▸ DIRECTIONS FOR THIS TASK: Reproduce the records below exactly as given.

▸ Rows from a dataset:
___

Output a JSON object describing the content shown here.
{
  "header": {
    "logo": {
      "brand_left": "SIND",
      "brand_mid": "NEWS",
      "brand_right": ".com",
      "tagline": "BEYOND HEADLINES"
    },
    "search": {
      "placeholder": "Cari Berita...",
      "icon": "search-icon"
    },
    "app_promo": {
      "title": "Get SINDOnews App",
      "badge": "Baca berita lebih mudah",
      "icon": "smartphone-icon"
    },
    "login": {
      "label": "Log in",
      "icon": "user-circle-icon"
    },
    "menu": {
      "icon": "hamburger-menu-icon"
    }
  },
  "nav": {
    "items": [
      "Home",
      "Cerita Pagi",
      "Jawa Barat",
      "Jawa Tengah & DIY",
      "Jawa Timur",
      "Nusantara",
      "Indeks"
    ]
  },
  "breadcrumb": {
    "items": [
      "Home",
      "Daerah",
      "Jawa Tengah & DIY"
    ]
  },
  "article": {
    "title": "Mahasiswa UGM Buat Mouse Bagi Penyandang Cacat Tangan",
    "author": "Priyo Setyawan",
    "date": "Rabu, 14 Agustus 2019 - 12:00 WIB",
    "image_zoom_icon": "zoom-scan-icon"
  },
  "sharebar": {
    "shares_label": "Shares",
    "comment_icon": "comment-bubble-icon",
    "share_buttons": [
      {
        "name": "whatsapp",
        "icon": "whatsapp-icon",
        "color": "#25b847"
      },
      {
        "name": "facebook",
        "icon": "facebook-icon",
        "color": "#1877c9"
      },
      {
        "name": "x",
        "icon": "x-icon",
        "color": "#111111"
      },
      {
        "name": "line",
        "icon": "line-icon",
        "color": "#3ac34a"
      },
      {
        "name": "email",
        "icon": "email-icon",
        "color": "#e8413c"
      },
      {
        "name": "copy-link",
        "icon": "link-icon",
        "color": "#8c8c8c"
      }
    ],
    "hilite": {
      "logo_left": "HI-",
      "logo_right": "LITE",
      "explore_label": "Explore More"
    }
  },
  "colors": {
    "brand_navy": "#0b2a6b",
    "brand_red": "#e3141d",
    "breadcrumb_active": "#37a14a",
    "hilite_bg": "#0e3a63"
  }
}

___

▸ REPLY TO THE TASK:
Output a JSON object describing the content shown here.
{
  "header": {
    "logo": {
      "brand_left": "SIND",
      "brand_mid": "NEWS",
      "brand_right": ".com",
      "tagline": "BEYOND HEADLINES"
    },
    "search": {
      "placeholder": "Cari Berita...",
      "icon": "search-icon"
    },
    "app_promo": {
      "title": "Get SINDOnews App",
      "badge": "Baca berita lebih mudah",
      "icon": "smartphone-icon"
    },
    "login": {
      "label": "Log in",
      "icon": "user-circle-icon"
    },
    "menu": {
      "icon": "hamburger-menu-icon"
    }
  },
  "nav": {
    "items": [
      "Home",
      "Cerita Pagi",
      "Jawa Barat",
      "Jawa Tengah & DIY",
      "Jawa Timur",
      "Nusantara",
      "Indeks"
    ]
  },
  "breadcrumb": {
    "items": [
      "Home",
      "Daerah",
      "Jawa Tengah & DIY"
    ]
  },
  "article": {
    "title": "Mahasiswa UGM Buat Mouse Bagi Penyandang Cacat Tangan",
    "author": "Priyo Setyawan",
    "date": "Rabu, 14 Agustus 2019 - 12:00 WIB",
    "image_zoom_icon": "zoom-scan-icon"
  },
  "sharebar": {
    "shares_label": "Shares",
    "comment_icon": "comment-bubble-icon",
    "share_buttons": [
      {
        "name": "whatsapp",
        "icon": "whatsapp-icon",
        "color": "#25b847"
      },
      {
        "name": "facebook",
        "icon": "facebook-icon",
        "color": "#1877c9"
      },
      {
        "name": "x",
        "icon": "x-icon",
        "color": "#111111"
      },
      {
        "name": "line",
        "icon": "line-icon",
        "color": "#3ac34a"
      },
      {
        "name": "email",
        "icon": "email-icon",
        "color": "#e8413c"
      },
      {
        "name": "copy-link",
        "icon": "link-icon",
        "color": "#8c8c8c"
      }
    ],
    "hilite": {
      "logo_left": "HI-",
      "logo_right": "LITE",
      "explore_label": "Explore More"
    }
  },
  "colors": {
    "brand_navy": "#0b2a6b",
    "brand_red": "#e3141d",
    "breadcrumb_active": "#37a14a",
    "hilite_bg": "#0e3a63"
  }
}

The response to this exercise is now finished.